Goal 1
According to the row-reduction passage, what order does $v_4$ have in the cokernel?
Goal 2
Determine whether each statement below agrees with the row-reduction passage, answering yes or no and quoting the deciding words. (a) Row operations are isomorphisms of $\Bbb{Z}^3$. (b) To obtain $A'$, the first row is added to the other rows. (c) The vector $v_4$ lies in the image of $A$ over $\Bbb{Q}$.
Goal 3
Reproduce the stretch of the row-reduction passage from "Now row operations" through "in the cokernel.", substituting "automorphisms" for "isomorphisms".

Given text
#####

Now row operations are isomorphisms of $\Bbb{Z}^3$, so we can freely row reduce this matrix and preserve the image of $A\Bbb{Z}^3$ as a subset of $\newcommand\ZZ{\Bbb{Z}}\ZZ^4$. I.e. applying row operations to a matrix $A$ that presents $\ZZ^4/A\ZZ^3$ to get a matrix $A'$ means that $A'$ also presents $\ZZ^4/A\ZZ^3$.

Subtracting the first row from the others to make the other entries of the first column zero, we have $$A'=\bmat 1 & 1 & 1 \\ 0 & 2 & 0 \\ 0 & 0 & 4 \\ 0 & 4 & -4 \emat.$$ Then subtracting twice the second row and adding the third row to the fourth row, we get $$A''=\bmat 1 & 1 & 1 \\ 0 & 2 & 0 \\ 0 & 0 & 4 \\ 0 & 0 & 0 \emat.$$ Thus $$v_4=\bmat 0 \\ 0 \\ 0 \\ 1 \emat$$ is never in the image of $A$, even over $\Bbb{Q}$, hence $v_4$ has infinite order in the cokernel.

#####

Provided material
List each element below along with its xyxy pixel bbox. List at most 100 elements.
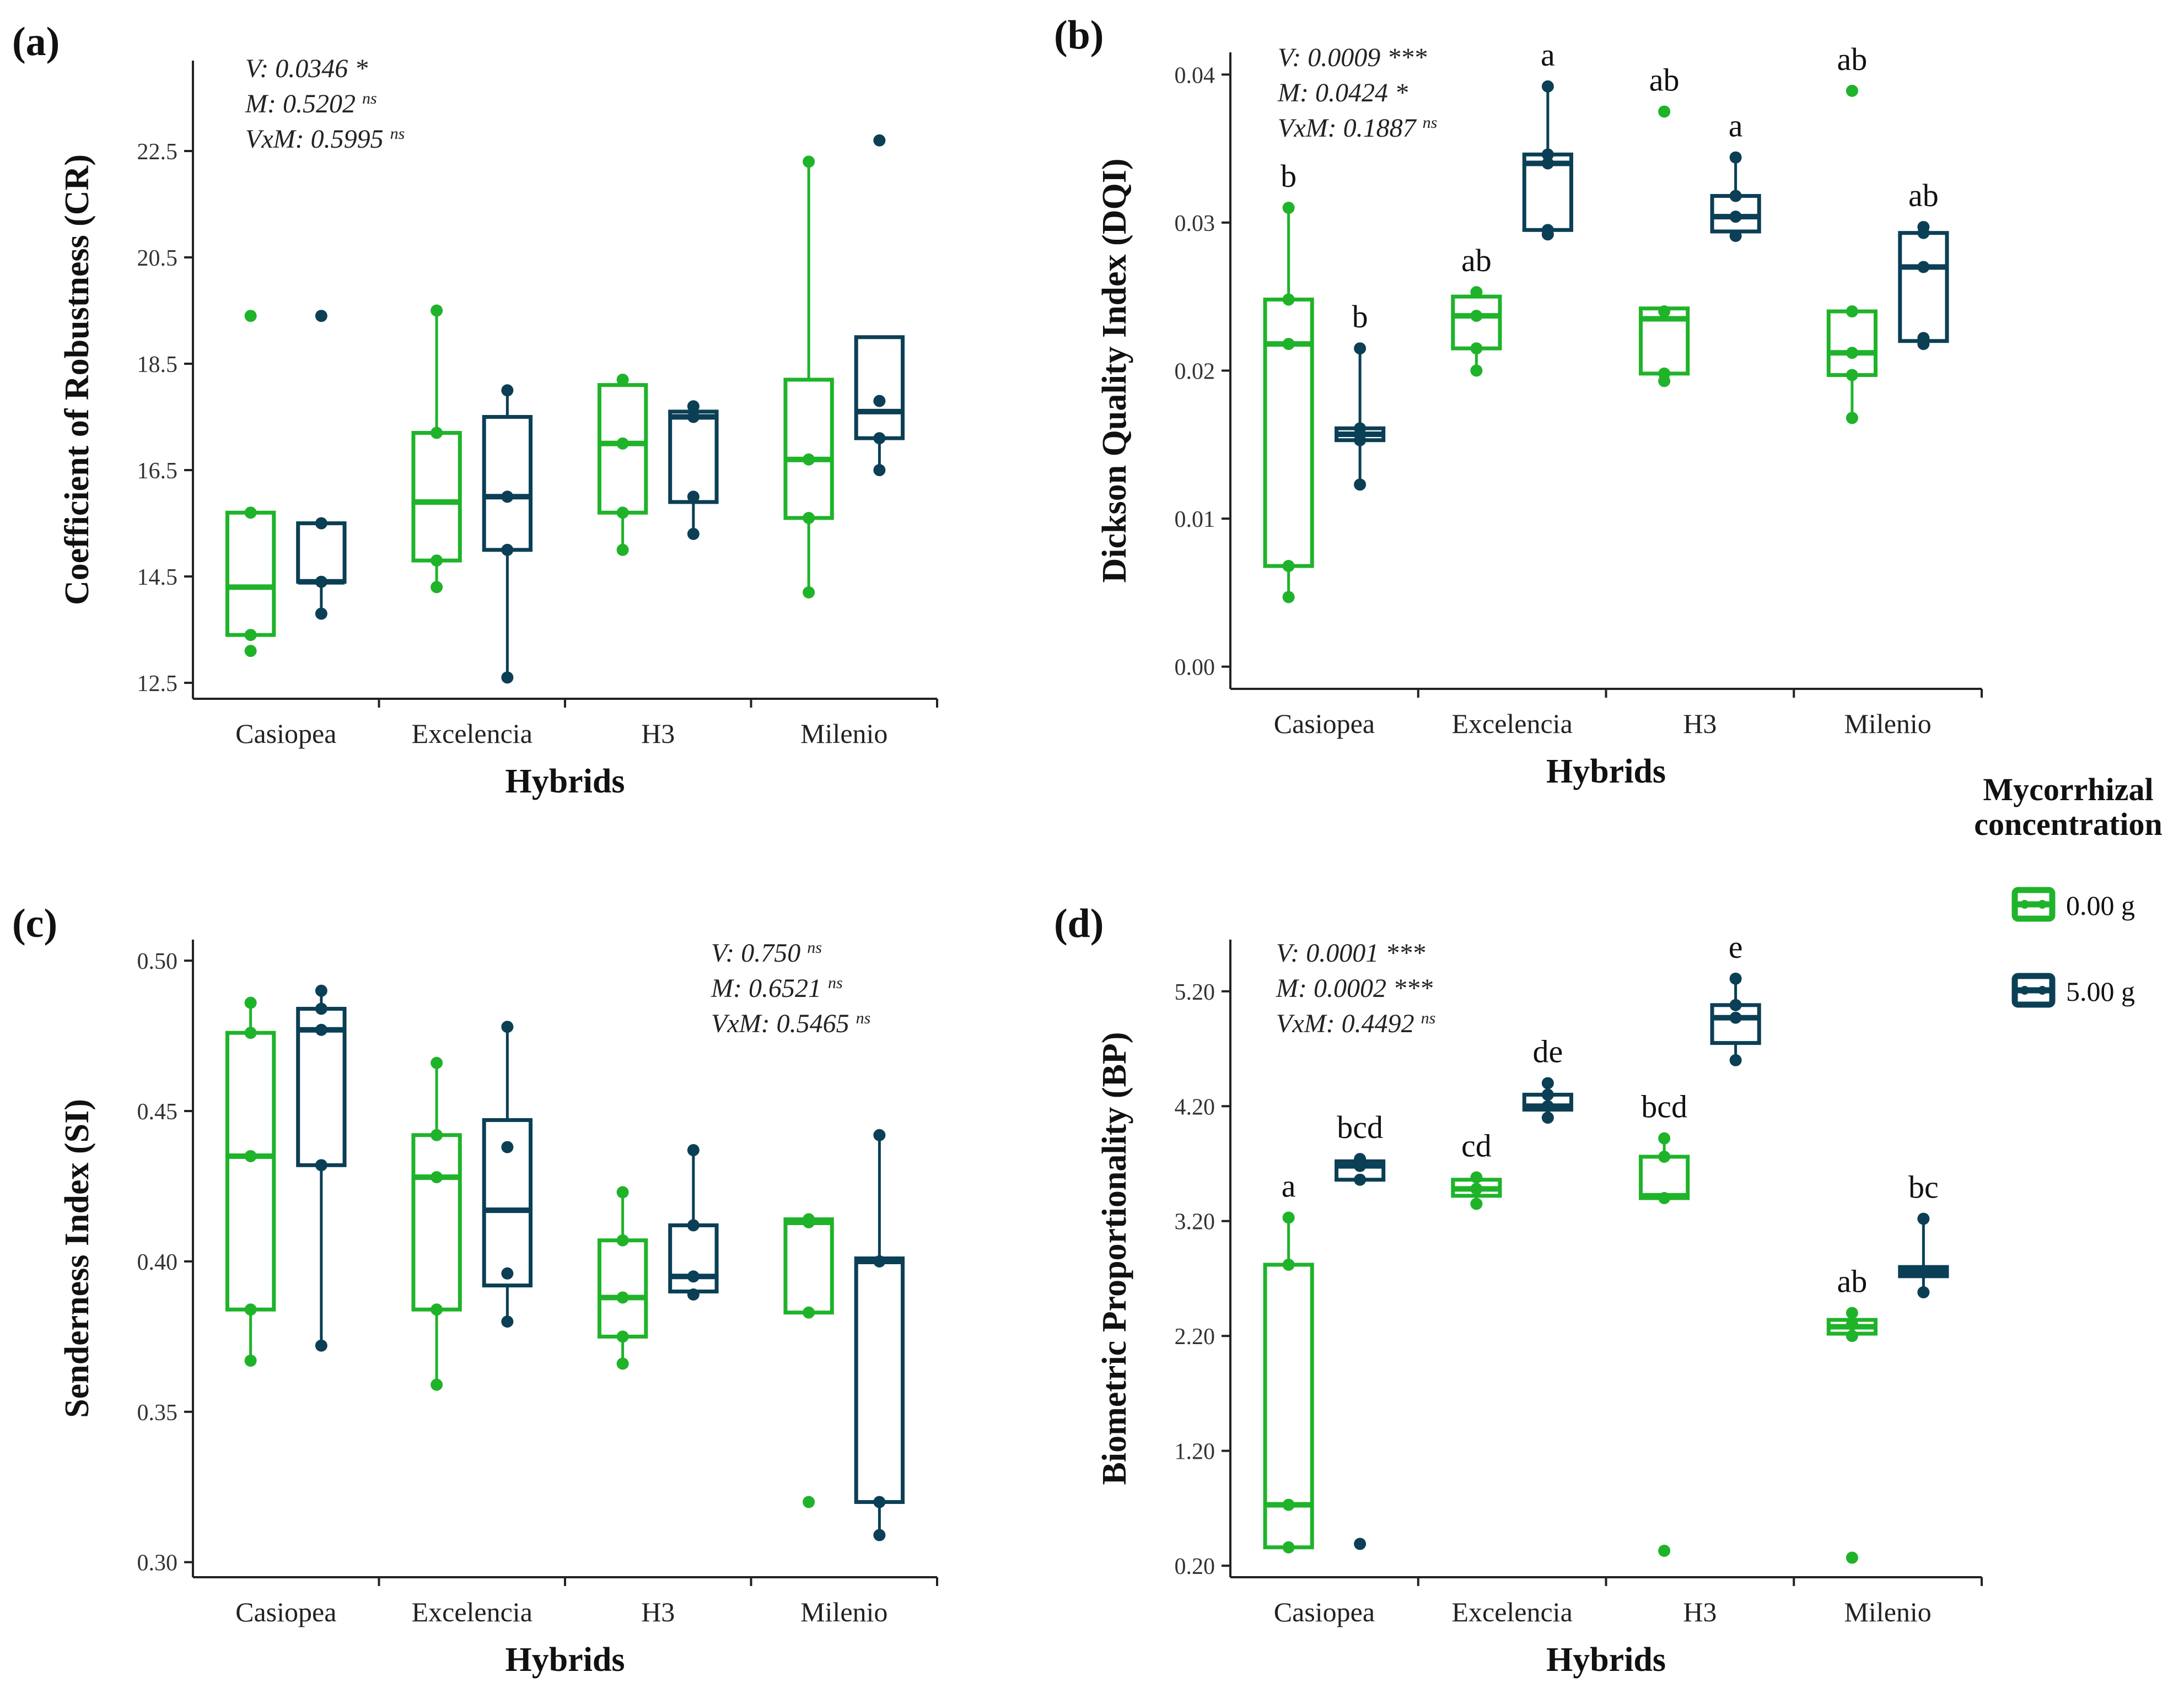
data-point (1354, 342, 1367, 355)
data-point (315, 1002, 327, 1015)
data-point (687, 527, 700, 540)
data-point (315, 517, 327, 530)
panel-label: (b) (1054, 13, 1104, 58)
box-500g-milenio (854, 1129, 905, 1541)
significance-letter: ab (1649, 62, 1680, 98)
y-tick-label: 0.35 (137, 1400, 178, 1426)
data-point (1282, 1498, 1295, 1511)
box-rect (668, 409, 719, 504)
x-tick-label: Excelencia (412, 718, 532, 749)
box-000g-casiopea (225, 996, 276, 1367)
y-tick-label: 20.5 (137, 246, 178, 271)
data-point (616, 506, 629, 519)
data-point (687, 490, 700, 503)
data-point (1658, 1192, 1671, 1205)
legend: Mycorrhizal concentration 0.00 g 5.00 g (1974, 772, 2163, 1008)
data-point (1658, 305, 1671, 318)
data-point (1541, 157, 1554, 170)
significance-letter: ab (1461, 242, 1492, 278)
data-point (616, 1186, 629, 1199)
data-point (315, 607, 327, 620)
legend-label-0: 0.00 g (2066, 890, 2135, 921)
stats-annotation: M: 0.0424 * (1277, 78, 1408, 107)
box-500g-milenio: bc (1898, 1169, 1949, 1298)
data-point (431, 1303, 443, 1316)
x-tick-label: Milenio (1844, 1596, 1931, 1627)
data-point (1846, 347, 1858, 359)
legend-swatch-0 (2011, 887, 2056, 922)
y-tick-label: 1.20 (1175, 1439, 1215, 1465)
data-point (1470, 310, 1483, 322)
data-point (244, 996, 257, 1009)
box-500g-casiopea: bcd (1335, 1109, 1386, 1550)
data-point (244, 1355, 257, 1367)
data-point (1658, 1151, 1671, 1163)
data-point (244, 506, 257, 519)
data-point (803, 453, 815, 466)
data-point (1846, 305, 1858, 318)
x-tick-label: Excelencia (412, 1596, 532, 1627)
data-point (687, 411, 700, 423)
y-tick-label: 0.20 (1175, 1554, 1215, 1579)
data-point (616, 1330, 629, 1343)
box-000g-excelencia: cd (1451, 1128, 1502, 1210)
data-point (501, 490, 514, 503)
data-point (1917, 332, 1930, 344)
data-point (244, 310, 257, 322)
data-point (873, 432, 886, 445)
box-000g-milenio (783, 1213, 834, 1508)
data-point (431, 1378, 443, 1391)
data-point (244, 629, 257, 641)
data-point (687, 400, 700, 413)
data-point (244, 645, 257, 657)
data-point (687, 1219, 700, 1232)
x-axis-title: Hybrids (505, 763, 625, 800)
panel-b: (b) 0.00 0.01 0.02 0.03 0.04 Casiopea Excelenci… (1054, 13, 1983, 790)
data-point (1541, 224, 1554, 236)
data-point (873, 1129, 886, 1141)
stats-annotation: VxM: 0.4492 ns (1276, 1009, 1435, 1038)
significance-letter: a (1729, 108, 1743, 144)
x-tick-label: H3 (641, 718, 675, 749)
x-axis-title: Hybrids (505, 1641, 625, 1679)
box-000g-h3: ab (1639, 62, 1690, 387)
box-500g-excelencia: de (1522, 1034, 1573, 1124)
legend-title-line2: concentration (1974, 806, 2163, 842)
data-point (616, 374, 629, 386)
stats-annotation: M: 0.0002 *** (1276, 974, 1433, 1003)
data-point (1354, 434, 1367, 446)
box-500g-casiopea (296, 984, 347, 1352)
box-500g-casiopea: b (1335, 299, 1386, 491)
data-point (1729, 1054, 1742, 1066)
data-point (803, 586, 815, 598)
data-point (1541, 1088, 1554, 1101)
data-point (1282, 591, 1295, 603)
x-tick-label: Excelencia (1451, 1596, 1572, 1627)
data-point (431, 554, 443, 567)
data-point (1917, 261, 1930, 273)
y-tick-label: 4.20 (1175, 1094, 1215, 1120)
data-point (616, 1357, 629, 1370)
y-tick-label: 12.5 (137, 671, 178, 697)
significance-letter: bcd (1641, 1089, 1687, 1125)
x-tick-label: Milenio (800, 718, 887, 749)
box-500g-casiopea (296, 310, 347, 620)
panel-label: (d) (1054, 901, 1104, 946)
y-tick-label: 16.5 (137, 459, 178, 484)
legend-title-line1: Mycorrhizal (1983, 772, 2153, 807)
data-point (1282, 1211, 1295, 1224)
data-point (1282, 1541, 1295, 1554)
data-point (1846, 1330, 1858, 1342)
x-tick-label: Casiopea (235, 1596, 336, 1627)
data-point (1846, 1551, 1858, 1564)
x-tick-label: H3 (1683, 708, 1717, 739)
data-point (1354, 1153, 1367, 1166)
data-point (1658, 367, 1671, 380)
data-point (1470, 1198, 1483, 1210)
data-point (616, 437, 629, 450)
data-point (315, 1339, 327, 1352)
data-point (431, 1171, 443, 1184)
box-500g-excelencia: a (1522, 37, 1573, 241)
significance-letter: ab (1908, 177, 1939, 213)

#####

Expected answer 1
Infinite order.

Expected answer 2
(a) Yes: "Now row operations are isomorphisms of $\Bbb{Z}^3$"
(b) No: "Subtracting the first row from the others"
(c) No: "is never in the image of $A$, even over $\Bbb{Q}$"

Expected answer 3
Now row operations are automorphisms of $\Bbb{Z}^3$, so we can freely row reduce this matrix and preserve the image of $A\Bbb{Z}^3$ as a subset of $\newcommand\ZZ{\Bbb{Z}}\ZZ^4$. I.e. applying row operations to a matrix $A$ that presents $\ZZ^4/A\ZZ^3$ to get a matrix $A'$ means that $A'$ also presents $\ZZ^4/A\ZZ^3$.

Subtracting the first row from the others to make the other entries of the first column zero, we have $$A'=\bmat 1 & 1 & 1 \\ 0 & 2 & 0 \\ 0 & 0 & 4 \\ 0 & 4 & -4 \emat.$$ Then subtracting twice the second row and adding the third row to the fourth row, we get $$A''=\bmat 1 & 1 & 1 \\ 0 & 2 & 0 \\ 0 & 0 & 4 \\ 0 & 0 & 0 \emat.$$ Thus $$v_4=\bmat 0 \\ 0 \\ 0 \\ 1 \emat$$ is never in the image of $A$, even over $\Bbb{Q}$, hence $v_4$ has infinite order in the cokernel.